#### TRY IT:
The entries are to be reproduced verbatim, with all pictures omitted.

(Data items)
────────────────
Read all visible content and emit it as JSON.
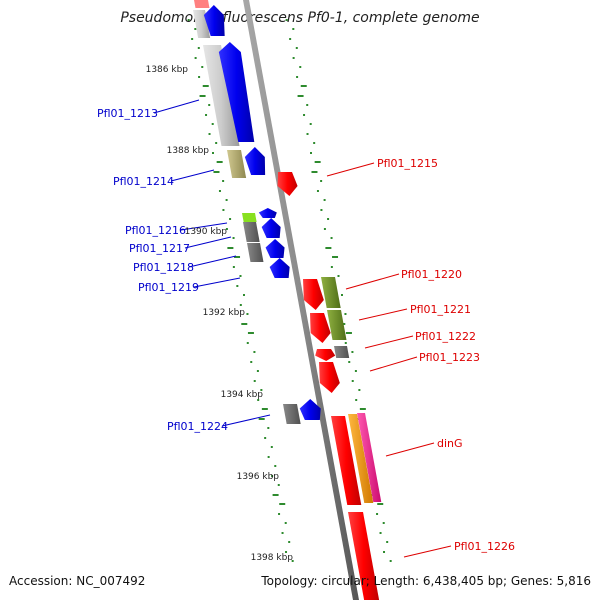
{
  "title": "Pseudomonas fluorescens Pf0-1, complete genome",
  "footer": {
    "accession": "Accession: NC_007492",
    "summary": "Topology: circular; Length: 6,438,405 bp; Genes: 5,816"
  },
  "ticks": [
    "1386 kbp",
    "1388 kbp",
    "1390 kbp",
    "1392 kbp",
    "1394 kbp",
    "1396 kbp",
    "1398 kbp"
  ],
  "genes_left": [
    "Pfl01_1213",
    "Pfl01_1214",
    "Pfl01_1216",
    "Pfl01_1217",
    "Pfl01_1218",
    "Pfl01_1219",
    "Pfl01_1224"
  ],
  "genes_right": [
    "Pfl01_1215",
    "Pfl01_1220",
    "Pfl01_1221",
    "Pfl01_1222",
    "Pfl01_1223",
    "dinG",
    "Pfl01_1226"
  ],
  "colors": {
    "label_forward": "#0000cc",
    "label_reverse": "#dd0000",
    "backbone": "#8a8a8a",
    "dots": "#2e8b2e",
    "blue": "#0000ee",
    "red": "#ff0000",
    "gray": "#666666",
    "light_gray": "#c8c8c8",
    "khaki": "#b8b070",
    "olive": "#6b8e23",
    "lime": "#88e020",
    "orange": "#ff9900",
    "magenta": "#ff1493",
    "pink": "#ff8080"
  }
}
────────────────
#### TASK RESPONSE:
Read all visible content and emit it as JSON.
{
  "title": "Pseudomonas fluorescens Pf0-1, complete genome",
  "footer": {
    "accession": "Accession: NC_007492",
    "summary": "Topology: circular; Length: 6,438,405 bp; Genes: 5,816"
  },
  "ticks": [
    "1386 kbp",
    "1388 kbp",
    "1390 kbp",
    "1392 kbp",
    "1394 kbp",
    "1396 kbp",
    "1398 kbp"
  ],
  "genes_left": [
    "Pfl01_1213",
    "Pfl01_1214",
    "Pfl01_1216",
    "Pfl01_1217",
    "Pfl01_1218",
    "Pfl01_1219",
    "Pfl01_1224"
  ],
  "genes_right": [
    "Pfl01_1215",
    "Pfl01_1220",
    "Pfl01_1221",
    "Pfl01_1222",
    "Pfl01_1223",
    "dinG",
    "Pfl01_1226"
  ],
  "colors": {
    "label_forward": "#0000cc",
    "label_reverse": "#dd0000",
    "backbone": "#8a8a8a",
    "dots": "#2e8b2e",
    "blue": "#0000ee",
    "red": "#ff0000",
    "gray": "#666666",
    "light_gray": "#c8c8c8",
    "khaki": "#b8b070",
    "olive": "#6b8e23",
    "lime": "#88e020",
    "orange": "#ff9900",
    "magenta": "#ff1493",
    "pink": "#ff8080"
  }
}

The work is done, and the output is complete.